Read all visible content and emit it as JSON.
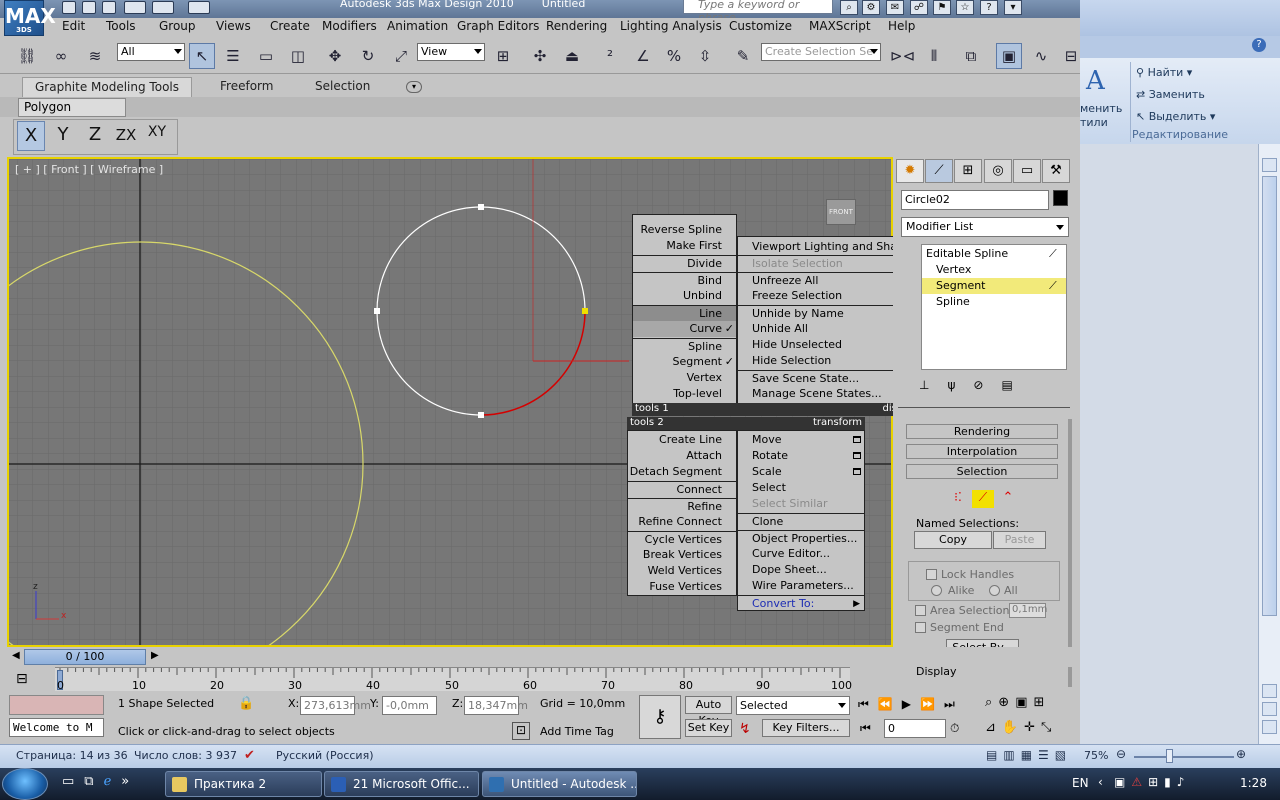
{
  "app": {
    "title": "Autodesk 3ds Max Design 2010",
    "doc": "Untitled",
    "logo": "MAX",
    "logo_sub": "3DS",
    "help_placeholder": "Type a keyword or phrase"
  },
  "menubar": [
    "Edit",
    "Tools",
    "Group",
    "Views",
    "Create",
    "Modifiers",
    "Animation",
    "Graph Editors",
    "Rendering",
    "Lighting Analysis",
    "Customize",
    "MAXScript",
    "Help"
  ],
  "toolbar": {
    "filter": "All",
    "ref_coord": "View",
    "named_sel_placeholder": "Create Selection Se"
  },
  "ribbon": {
    "tabs": [
      "Graphite Modeling Tools",
      "Freeform",
      "Selection"
    ],
    "panel": "Polygon Modeling"
  },
  "axis": [
    "X",
    "Y",
    "Z",
    "ZX",
    "XY"
  ],
  "viewport": {
    "label": "[ + ] [ Front ] [ Wireframe ]",
    "cube_label": "FRONT"
  },
  "quad_menu": {
    "left_top": [
      "Reverse Spline",
      "Make First",
      "Divide",
      "Bind",
      "Unbind",
      "Line",
      "Curve",
      "Spline",
      "Segment",
      "Vertex",
      "Top-level"
    ],
    "checked": [
      "Curve",
      "Segment"
    ],
    "tools1": "tools 1",
    "display": "display",
    "right_top": [
      "Viewport Lighting and Shadows",
      "Isolate Selection",
      "Unfreeze All",
      "Freeze Selection",
      "Unhide by Name",
      "Unhide All",
      "Hide Unselected",
      "Hide Selection",
      "Save Scene State...",
      "Manage Scene States..."
    ],
    "tools2": "tools 2",
    "transform": "transform",
    "left_bottom": [
      "Create Line",
      "Attach",
      "Detach Segment",
      "Connect",
      "Refine",
      "Refine Connect",
      "Cycle Vertices",
      "Break Vertices",
      "Weld Vertices",
      "Fuse Vertices"
    ],
    "right_bottom": [
      "Move",
      "Rotate",
      "Scale",
      "Select",
      "Select Similar",
      "Clone",
      "Object Properties...",
      "Curve Editor...",
      "Dope Sheet...",
      "Wire Parameters...",
      "Convert To:"
    ]
  },
  "command_panel": {
    "object_name": "Circle02",
    "modifier_list": "Modifier List",
    "stack": [
      "Editable Spline",
      "Vertex",
      "Segment",
      "Spline"
    ],
    "rollouts": [
      "Rendering",
      "Interpolation",
      "Selection"
    ],
    "named_selections": "Named Selections:",
    "copy": "Copy",
    "paste": "Paste",
    "lock_handles": "Lock Handles",
    "alike": "Alike",
    "all": "All",
    "area_selection": "Area Selection:",
    "area_value": "0,1mm",
    "segment_end": "Segment End",
    "select_by": "Select By...",
    "display": "Display"
  },
  "timeline": {
    "frame": "0 / 100",
    "ticks": [
      "0",
      "10",
      "20",
      "30",
      "40",
      "50",
      "60",
      "70",
      "80",
      "90",
      "100"
    ]
  },
  "status": {
    "maxscript": "Welcome to M",
    "selection": "1 Shape Selected",
    "prompt": "Click or click-and-drag to select objects",
    "x_label": "X:",
    "x": "273,613mm",
    "y_label": "Y:",
    "y": "-0,0mm",
    "z_label": "Z:",
    "z": "18,347mm",
    "grid": "Grid = 10,0mm",
    "add_time_tag": "Add Time Tag",
    "auto_key": "Auto Key",
    "set_key": "Set Key",
    "selected": "Selected",
    "key_filters": "Key Filters...",
    "frame_field": "0"
  },
  "word": {
    "find": "Найти",
    "replace": "Заменить",
    "select": "Выделить",
    "group": "Редактирование",
    "styles_1": "менить",
    "styles_2": "тили",
    "page": "Страница: 14 из 36",
    "words": "Число слов: 3 937",
    "lang": "Русский (Россия)",
    "zoom": "75%"
  },
  "taskbar": {
    "items": [
      "Практика 2",
      "21 Microsoft Offic...",
      "Untitled - Autodesk ..."
    ],
    "lang": "EN",
    "clock": "1:28"
  },
  "colors": {
    "viewport_bg": "#777777",
    "viewport_border": "#e8d200",
    "selected_segment": "#d40000",
    "circle": "#ffffff",
    "big_circle": "#d8d86a",
    "grid_dark": "#1a1a1a"
  }
}
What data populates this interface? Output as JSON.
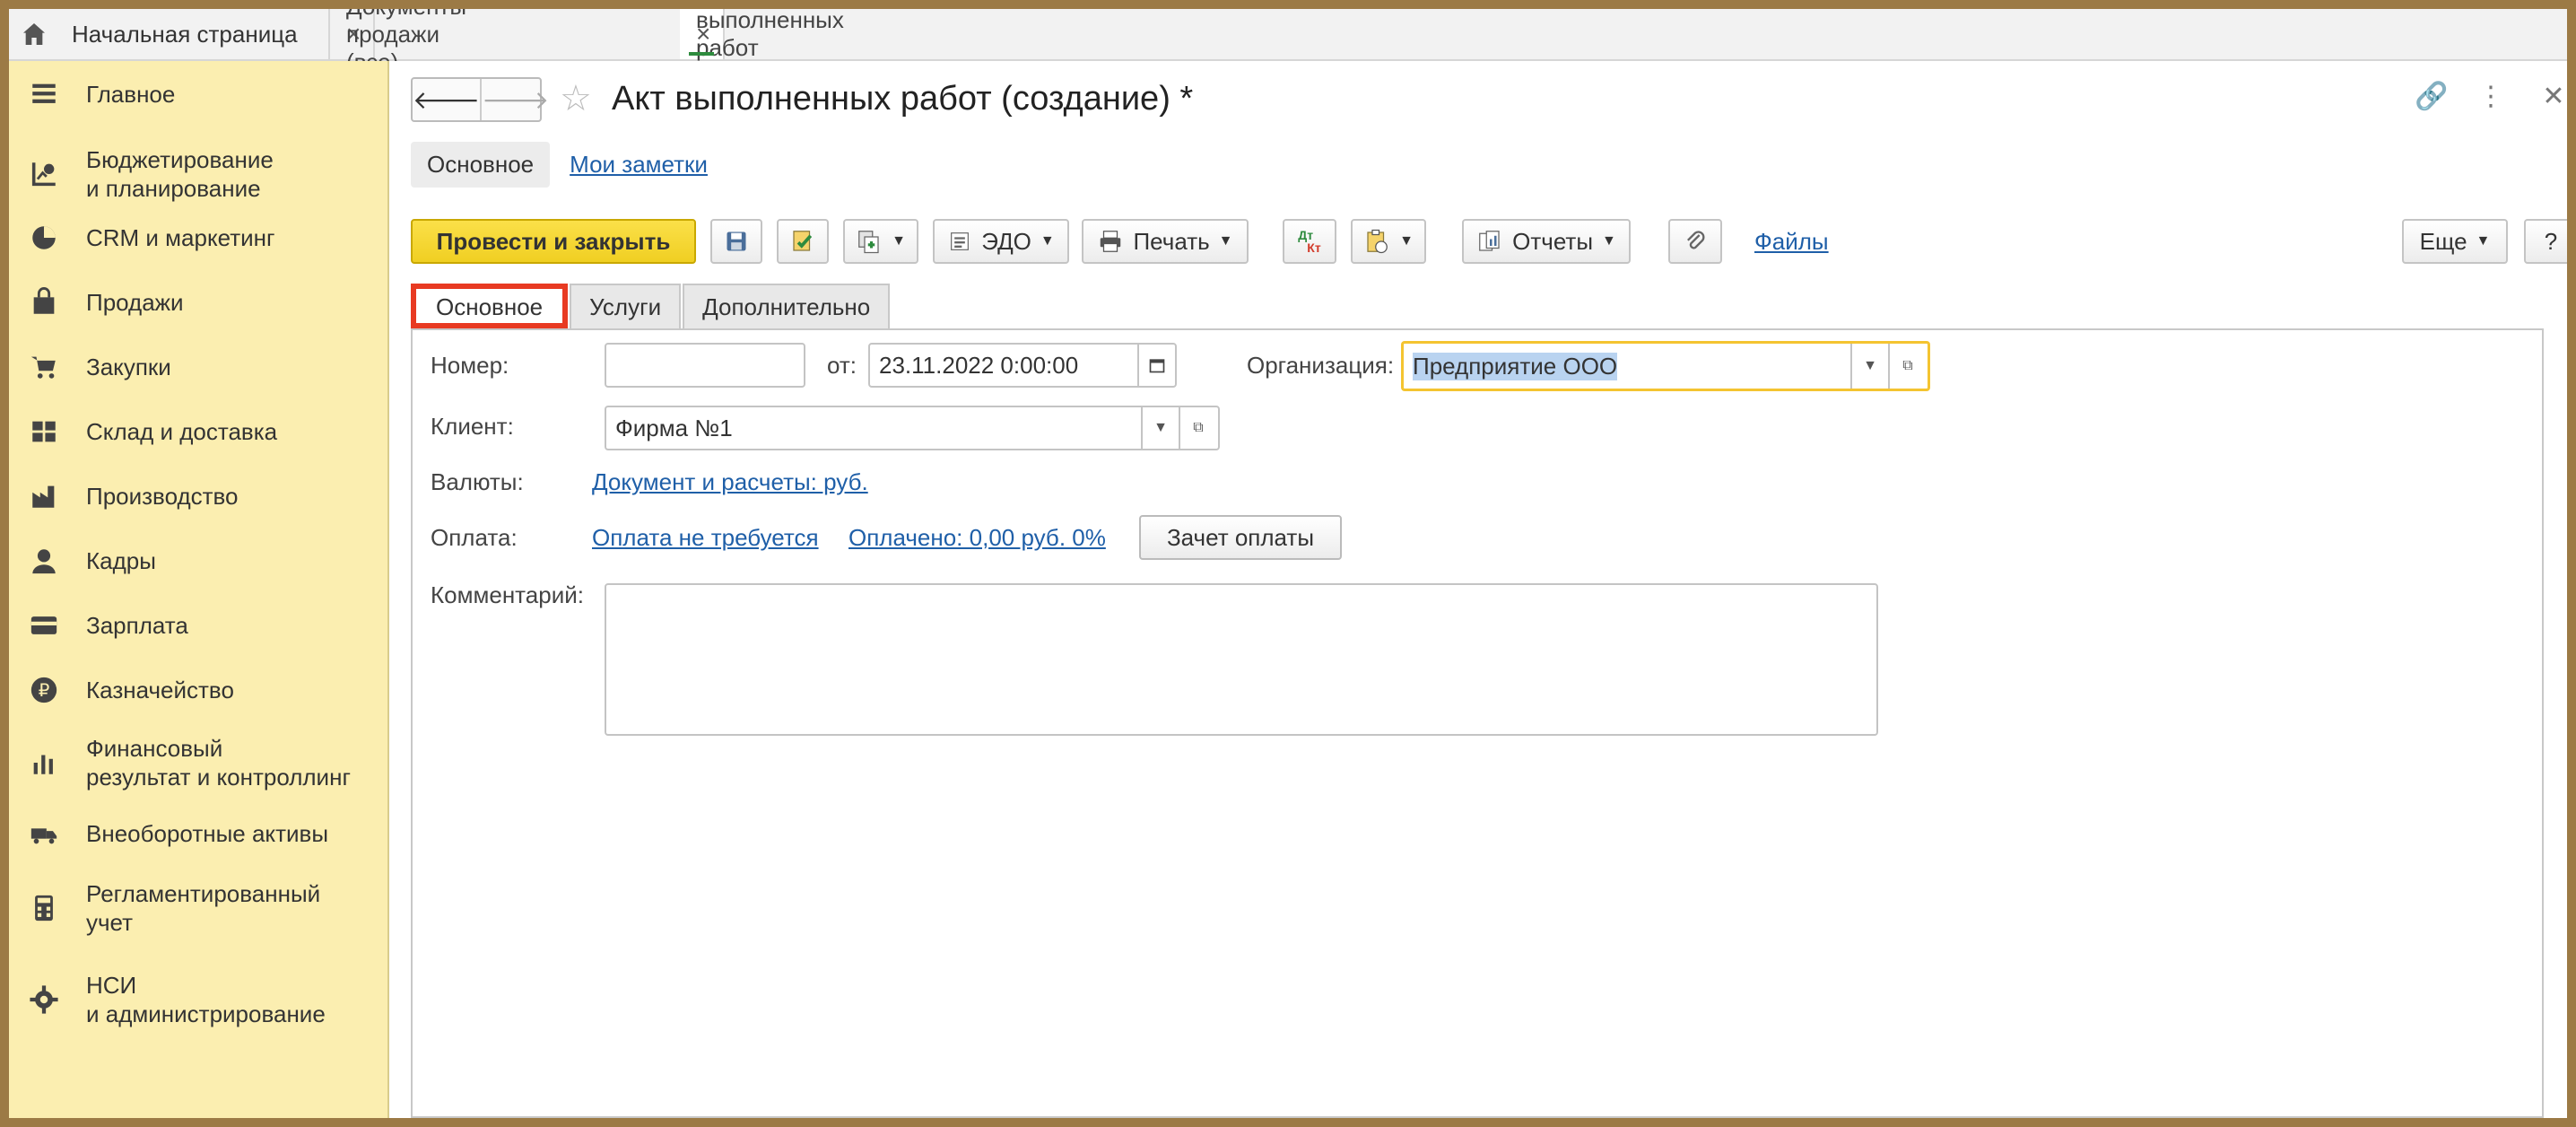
{
  "tabs": {
    "home": "Начальная страница",
    "items": [
      {
        "label": "Документы продажи (все)"
      },
      {
        "label": "Акт выполненных работ (создание) *"
      }
    ]
  },
  "sidebar": {
    "items": [
      {
        "label": "Главное",
        "icon": "menu-icon"
      },
      {
        "label": "Бюджетирование\nи планирование",
        "icon": "budget-icon"
      },
      {
        "label": "CRM и маркетинг",
        "icon": "pie-chart-icon"
      },
      {
        "label": "Продажи",
        "icon": "shopping-bag-icon"
      },
      {
        "label": "Закупки",
        "icon": "cart-icon"
      },
      {
        "label": "Склад и доставка",
        "icon": "warehouse-icon"
      },
      {
        "label": "Производство",
        "icon": "factory-icon"
      },
      {
        "label": "Кадры",
        "icon": "person-icon"
      },
      {
        "label": "Зарплата",
        "icon": "card-icon"
      },
      {
        "label": "Казначейство",
        "icon": "ruble-icon"
      },
      {
        "label": "Финансовый\nрезультат и контроллинг",
        "icon": "bar-chart-icon"
      },
      {
        "label": "Внеоборотные активы",
        "icon": "truck-icon"
      },
      {
        "label": "Регламентированный\nучет",
        "icon": "calculator-icon"
      },
      {
        "label": "НСИ\nи администрирование",
        "icon": "gear-icon"
      }
    ]
  },
  "header": {
    "title": "Акт выполненных работ (создание) *",
    "subnav_main": "Основное",
    "subnav_notes": "Мои заметки"
  },
  "toolbar": {
    "post_close": "Провести и закрыть",
    "edo": "ЭДО",
    "print": "Печать",
    "reports": "Отчеты",
    "files": "Файлы",
    "more": "Еще",
    "help": "?",
    "dtkt_top": "Дт",
    "dtkt_bottom": "Кт"
  },
  "form_tabs": [
    "Основное",
    "Услуги",
    "Дополнительно"
  ],
  "form": {
    "number_label": "Номер:",
    "number_value": "",
    "from_label": "от:",
    "date_value": "23.11.2022  0:00:00",
    "org_label": "Организация:",
    "org_value": "Предприятие ООО",
    "client_label": "Клиент:",
    "client_value": "Фирма №1",
    "currency_label": "Валюты:",
    "currency_link": "Документ и расчеты: руб.",
    "payment_label": "Оплата:",
    "payment_link1": "Оплата не требуется",
    "payment_link2": "Оплачено: 0,00 руб. 0%",
    "offset_button": "Зачет оплаты",
    "comment_label": "Комментарий:",
    "comment_value": ""
  },
  "colors": {
    "sidebar_bg": "#fbeeb0",
    "primary_button": "#f0cf22",
    "link": "#1f5fa8",
    "active_tab_outline": "#e83a22",
    "focus_border": "#f4c431",
    "active_tab_underline": "#2e8b3e"
  }
}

- WRITTEN TASK -
Gather every line containing the word "работ" and copy it.

- CORRECT ANSWER -
        "label": "Акт выполненных работ (создание) *"
    "title": "Акт выполненных работ (создание) *",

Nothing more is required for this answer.